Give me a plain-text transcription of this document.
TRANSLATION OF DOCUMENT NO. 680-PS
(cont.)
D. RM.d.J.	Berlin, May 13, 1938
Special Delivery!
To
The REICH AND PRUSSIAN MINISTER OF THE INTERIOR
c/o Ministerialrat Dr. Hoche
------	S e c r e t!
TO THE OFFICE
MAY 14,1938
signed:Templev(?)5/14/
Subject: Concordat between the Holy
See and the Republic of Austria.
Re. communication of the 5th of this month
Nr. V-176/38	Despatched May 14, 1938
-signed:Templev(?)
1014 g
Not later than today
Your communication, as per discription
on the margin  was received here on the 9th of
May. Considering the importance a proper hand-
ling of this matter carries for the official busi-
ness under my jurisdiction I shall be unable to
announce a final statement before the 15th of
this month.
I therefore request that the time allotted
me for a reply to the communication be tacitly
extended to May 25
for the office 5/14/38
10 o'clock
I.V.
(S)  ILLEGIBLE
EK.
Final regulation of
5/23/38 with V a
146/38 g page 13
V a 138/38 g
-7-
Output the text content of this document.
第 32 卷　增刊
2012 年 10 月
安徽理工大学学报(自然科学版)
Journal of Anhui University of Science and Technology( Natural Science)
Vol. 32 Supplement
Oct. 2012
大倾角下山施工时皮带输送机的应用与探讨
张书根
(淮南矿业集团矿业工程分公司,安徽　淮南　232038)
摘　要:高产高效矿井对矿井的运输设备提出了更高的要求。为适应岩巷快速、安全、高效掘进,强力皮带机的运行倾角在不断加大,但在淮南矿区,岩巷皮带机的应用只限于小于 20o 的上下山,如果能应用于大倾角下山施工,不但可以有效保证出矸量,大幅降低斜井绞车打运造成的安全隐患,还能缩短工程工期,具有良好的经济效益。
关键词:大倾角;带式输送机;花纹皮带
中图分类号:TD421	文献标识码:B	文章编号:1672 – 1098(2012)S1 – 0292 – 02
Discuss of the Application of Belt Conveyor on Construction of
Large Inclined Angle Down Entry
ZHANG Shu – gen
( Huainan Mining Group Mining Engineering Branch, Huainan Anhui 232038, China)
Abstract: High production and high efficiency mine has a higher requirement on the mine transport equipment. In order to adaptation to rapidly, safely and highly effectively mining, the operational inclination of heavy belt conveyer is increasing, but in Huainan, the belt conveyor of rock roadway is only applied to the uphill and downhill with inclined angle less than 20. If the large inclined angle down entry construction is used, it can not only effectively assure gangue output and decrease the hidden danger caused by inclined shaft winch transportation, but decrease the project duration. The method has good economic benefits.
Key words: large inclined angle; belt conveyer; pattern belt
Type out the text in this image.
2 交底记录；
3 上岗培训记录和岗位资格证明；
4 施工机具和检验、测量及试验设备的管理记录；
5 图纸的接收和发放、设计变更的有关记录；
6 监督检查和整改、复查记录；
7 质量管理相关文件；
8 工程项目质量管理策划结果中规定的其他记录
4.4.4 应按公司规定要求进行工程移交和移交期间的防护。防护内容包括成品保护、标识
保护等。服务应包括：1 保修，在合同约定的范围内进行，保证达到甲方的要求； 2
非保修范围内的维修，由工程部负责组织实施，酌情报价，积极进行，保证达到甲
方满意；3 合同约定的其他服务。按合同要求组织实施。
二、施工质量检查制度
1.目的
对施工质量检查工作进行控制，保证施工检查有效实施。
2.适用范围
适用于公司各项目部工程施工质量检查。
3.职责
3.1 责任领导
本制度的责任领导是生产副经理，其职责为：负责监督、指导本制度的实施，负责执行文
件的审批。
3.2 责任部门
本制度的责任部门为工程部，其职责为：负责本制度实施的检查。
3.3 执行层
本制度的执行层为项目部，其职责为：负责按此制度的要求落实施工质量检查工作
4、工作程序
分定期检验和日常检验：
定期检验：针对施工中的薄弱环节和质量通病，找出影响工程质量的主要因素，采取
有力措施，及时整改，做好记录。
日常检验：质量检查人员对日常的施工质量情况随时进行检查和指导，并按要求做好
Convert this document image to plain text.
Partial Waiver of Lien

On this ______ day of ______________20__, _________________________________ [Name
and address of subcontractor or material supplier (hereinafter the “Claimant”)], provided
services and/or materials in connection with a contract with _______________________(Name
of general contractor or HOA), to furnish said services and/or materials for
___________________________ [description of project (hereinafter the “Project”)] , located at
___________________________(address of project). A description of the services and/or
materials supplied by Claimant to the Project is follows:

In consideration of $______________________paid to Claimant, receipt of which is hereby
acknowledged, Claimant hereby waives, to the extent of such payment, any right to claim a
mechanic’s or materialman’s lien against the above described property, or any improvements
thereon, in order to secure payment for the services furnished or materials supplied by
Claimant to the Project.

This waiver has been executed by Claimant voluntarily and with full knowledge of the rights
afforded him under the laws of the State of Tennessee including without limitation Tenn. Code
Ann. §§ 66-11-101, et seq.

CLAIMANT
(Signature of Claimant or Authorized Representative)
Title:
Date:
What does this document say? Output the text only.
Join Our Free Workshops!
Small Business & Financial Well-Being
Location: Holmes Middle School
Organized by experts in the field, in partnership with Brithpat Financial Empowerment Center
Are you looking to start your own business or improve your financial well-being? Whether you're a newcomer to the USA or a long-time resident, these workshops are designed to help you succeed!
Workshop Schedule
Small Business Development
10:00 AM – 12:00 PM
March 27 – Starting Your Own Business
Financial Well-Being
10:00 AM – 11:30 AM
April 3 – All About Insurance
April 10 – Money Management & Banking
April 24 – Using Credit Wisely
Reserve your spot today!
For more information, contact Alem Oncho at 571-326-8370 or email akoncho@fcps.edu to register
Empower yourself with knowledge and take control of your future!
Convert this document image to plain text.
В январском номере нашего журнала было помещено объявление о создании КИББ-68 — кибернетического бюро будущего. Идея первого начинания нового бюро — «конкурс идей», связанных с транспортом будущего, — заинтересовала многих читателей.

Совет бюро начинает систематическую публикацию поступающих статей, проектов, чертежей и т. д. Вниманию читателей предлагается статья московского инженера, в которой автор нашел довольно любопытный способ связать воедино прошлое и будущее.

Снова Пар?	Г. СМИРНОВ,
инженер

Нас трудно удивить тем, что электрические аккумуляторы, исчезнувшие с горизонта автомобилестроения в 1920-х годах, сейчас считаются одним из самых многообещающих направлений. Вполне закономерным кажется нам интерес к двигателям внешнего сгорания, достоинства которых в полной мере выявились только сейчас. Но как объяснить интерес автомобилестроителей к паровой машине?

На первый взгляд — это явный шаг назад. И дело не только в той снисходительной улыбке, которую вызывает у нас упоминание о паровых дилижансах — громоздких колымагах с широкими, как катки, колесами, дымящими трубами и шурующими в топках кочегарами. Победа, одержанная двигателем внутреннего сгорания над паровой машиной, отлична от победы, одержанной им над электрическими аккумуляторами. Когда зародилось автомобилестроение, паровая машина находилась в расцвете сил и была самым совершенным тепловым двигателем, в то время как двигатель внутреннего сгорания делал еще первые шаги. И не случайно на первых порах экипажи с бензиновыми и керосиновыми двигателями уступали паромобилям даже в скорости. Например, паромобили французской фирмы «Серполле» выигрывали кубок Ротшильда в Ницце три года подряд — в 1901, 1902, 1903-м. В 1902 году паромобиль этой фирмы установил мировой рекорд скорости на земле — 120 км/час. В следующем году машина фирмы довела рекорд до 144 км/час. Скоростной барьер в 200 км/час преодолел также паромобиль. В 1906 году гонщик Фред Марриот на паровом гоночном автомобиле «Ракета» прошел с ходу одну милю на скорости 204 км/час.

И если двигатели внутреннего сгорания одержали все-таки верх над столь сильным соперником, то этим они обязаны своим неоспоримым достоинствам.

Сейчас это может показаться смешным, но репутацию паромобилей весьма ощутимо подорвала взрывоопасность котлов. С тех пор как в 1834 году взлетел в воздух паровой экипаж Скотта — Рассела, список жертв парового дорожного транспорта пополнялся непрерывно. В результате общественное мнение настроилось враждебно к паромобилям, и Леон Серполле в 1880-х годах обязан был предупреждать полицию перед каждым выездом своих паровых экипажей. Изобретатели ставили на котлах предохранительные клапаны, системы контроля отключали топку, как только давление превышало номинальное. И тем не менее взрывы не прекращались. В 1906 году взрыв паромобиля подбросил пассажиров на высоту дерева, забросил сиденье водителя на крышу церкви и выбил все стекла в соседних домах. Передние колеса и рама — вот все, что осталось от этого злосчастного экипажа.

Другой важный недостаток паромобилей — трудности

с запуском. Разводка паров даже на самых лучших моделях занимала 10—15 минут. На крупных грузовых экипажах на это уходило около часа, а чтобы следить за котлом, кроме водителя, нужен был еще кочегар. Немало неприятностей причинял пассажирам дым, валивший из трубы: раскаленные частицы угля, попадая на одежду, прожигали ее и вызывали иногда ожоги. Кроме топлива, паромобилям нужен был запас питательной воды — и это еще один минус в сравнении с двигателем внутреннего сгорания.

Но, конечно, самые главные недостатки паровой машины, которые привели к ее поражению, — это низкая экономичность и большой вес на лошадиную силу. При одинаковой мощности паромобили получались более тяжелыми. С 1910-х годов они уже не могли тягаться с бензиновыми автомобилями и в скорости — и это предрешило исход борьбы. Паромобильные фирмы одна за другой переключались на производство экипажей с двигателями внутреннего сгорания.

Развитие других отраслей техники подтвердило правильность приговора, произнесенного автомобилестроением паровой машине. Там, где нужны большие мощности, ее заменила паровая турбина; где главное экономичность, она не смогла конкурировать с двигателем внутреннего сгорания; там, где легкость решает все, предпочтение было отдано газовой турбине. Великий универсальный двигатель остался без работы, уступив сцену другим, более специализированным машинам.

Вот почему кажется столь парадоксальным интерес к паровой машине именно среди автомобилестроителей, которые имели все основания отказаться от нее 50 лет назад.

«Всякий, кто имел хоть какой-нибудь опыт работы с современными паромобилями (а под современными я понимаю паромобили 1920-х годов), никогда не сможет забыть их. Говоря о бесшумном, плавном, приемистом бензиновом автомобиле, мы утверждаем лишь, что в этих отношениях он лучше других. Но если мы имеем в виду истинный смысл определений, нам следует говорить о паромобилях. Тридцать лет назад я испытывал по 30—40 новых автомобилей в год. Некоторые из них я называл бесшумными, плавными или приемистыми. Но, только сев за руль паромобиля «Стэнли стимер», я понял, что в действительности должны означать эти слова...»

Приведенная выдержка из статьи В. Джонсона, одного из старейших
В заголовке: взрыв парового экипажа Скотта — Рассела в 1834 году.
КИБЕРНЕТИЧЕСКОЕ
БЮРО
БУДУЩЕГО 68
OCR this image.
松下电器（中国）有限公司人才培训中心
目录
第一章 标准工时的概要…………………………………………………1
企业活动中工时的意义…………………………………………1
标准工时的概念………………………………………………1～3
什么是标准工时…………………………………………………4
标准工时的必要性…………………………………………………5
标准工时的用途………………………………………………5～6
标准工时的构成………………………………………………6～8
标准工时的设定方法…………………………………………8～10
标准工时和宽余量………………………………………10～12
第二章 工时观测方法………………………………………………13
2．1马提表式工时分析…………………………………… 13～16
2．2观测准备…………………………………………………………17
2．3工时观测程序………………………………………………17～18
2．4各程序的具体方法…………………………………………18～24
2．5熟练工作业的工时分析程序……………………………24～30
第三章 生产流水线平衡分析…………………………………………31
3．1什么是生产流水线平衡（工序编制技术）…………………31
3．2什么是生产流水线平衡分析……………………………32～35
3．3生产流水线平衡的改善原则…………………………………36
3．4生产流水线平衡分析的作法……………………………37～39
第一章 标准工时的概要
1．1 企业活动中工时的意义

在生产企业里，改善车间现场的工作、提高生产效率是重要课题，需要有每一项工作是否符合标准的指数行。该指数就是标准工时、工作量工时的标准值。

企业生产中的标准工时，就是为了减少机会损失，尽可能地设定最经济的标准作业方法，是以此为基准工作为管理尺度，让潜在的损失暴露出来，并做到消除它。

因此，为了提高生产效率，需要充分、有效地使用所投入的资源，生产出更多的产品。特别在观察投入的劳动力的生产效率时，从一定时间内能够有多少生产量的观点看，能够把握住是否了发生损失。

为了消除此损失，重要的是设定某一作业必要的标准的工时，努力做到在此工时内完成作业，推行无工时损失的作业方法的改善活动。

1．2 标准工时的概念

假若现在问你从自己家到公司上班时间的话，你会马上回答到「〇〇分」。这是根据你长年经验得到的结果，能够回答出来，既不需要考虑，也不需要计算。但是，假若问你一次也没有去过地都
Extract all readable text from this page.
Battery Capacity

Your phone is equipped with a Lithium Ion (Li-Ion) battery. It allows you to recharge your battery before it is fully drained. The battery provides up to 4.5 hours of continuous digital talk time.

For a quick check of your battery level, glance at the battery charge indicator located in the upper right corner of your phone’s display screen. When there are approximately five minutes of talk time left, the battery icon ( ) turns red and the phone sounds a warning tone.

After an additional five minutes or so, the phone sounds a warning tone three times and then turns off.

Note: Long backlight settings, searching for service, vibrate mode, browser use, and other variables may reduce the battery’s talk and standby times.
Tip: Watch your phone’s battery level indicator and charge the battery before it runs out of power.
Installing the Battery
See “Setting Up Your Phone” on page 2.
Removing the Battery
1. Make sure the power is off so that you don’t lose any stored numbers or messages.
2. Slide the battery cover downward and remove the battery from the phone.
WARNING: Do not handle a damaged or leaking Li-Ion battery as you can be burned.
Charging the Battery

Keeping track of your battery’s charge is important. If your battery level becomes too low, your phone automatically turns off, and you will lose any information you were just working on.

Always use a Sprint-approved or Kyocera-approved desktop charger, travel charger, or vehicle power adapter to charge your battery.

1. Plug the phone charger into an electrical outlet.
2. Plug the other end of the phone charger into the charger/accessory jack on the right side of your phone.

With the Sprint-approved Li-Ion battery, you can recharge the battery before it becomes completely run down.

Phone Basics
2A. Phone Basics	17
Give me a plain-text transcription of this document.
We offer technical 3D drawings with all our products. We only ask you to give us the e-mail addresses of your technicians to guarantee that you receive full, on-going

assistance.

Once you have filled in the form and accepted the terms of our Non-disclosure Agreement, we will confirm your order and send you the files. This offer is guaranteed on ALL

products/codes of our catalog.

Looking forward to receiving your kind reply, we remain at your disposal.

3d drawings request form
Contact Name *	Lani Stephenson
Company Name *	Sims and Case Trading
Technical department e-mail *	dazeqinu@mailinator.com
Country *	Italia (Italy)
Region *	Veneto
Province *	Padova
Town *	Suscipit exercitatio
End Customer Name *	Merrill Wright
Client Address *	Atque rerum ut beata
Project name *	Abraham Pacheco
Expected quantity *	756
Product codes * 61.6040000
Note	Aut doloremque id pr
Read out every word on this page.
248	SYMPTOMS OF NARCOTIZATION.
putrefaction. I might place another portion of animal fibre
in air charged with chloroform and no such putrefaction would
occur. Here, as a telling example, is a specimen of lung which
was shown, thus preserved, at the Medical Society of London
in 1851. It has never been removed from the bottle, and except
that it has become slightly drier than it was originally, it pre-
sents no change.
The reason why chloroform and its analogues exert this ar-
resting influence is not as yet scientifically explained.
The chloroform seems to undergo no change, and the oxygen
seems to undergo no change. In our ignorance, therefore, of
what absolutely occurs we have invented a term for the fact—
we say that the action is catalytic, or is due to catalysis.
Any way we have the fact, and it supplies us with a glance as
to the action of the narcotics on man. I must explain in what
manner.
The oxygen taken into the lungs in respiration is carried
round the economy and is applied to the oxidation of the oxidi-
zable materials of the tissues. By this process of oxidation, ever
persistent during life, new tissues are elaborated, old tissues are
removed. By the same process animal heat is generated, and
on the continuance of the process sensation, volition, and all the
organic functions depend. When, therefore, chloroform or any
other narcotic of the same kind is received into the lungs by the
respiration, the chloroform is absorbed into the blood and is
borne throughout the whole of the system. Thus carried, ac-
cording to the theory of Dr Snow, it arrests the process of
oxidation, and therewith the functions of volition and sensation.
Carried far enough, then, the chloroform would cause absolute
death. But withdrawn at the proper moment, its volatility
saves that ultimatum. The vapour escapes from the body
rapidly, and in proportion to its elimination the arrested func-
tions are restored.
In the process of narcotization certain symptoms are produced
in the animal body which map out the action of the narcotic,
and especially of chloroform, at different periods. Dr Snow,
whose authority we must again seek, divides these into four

+---+

Exercise details = Collect the lines that hold "information".

Written solution =
For more information, contact Alem Oncho at 571-326-8370 or email akoncho@fcps.edu to register
Keeping track of your battery’s charge is important. If your battery level becomes too low, your phone automatically turns off, and you will lose any information you were just working on.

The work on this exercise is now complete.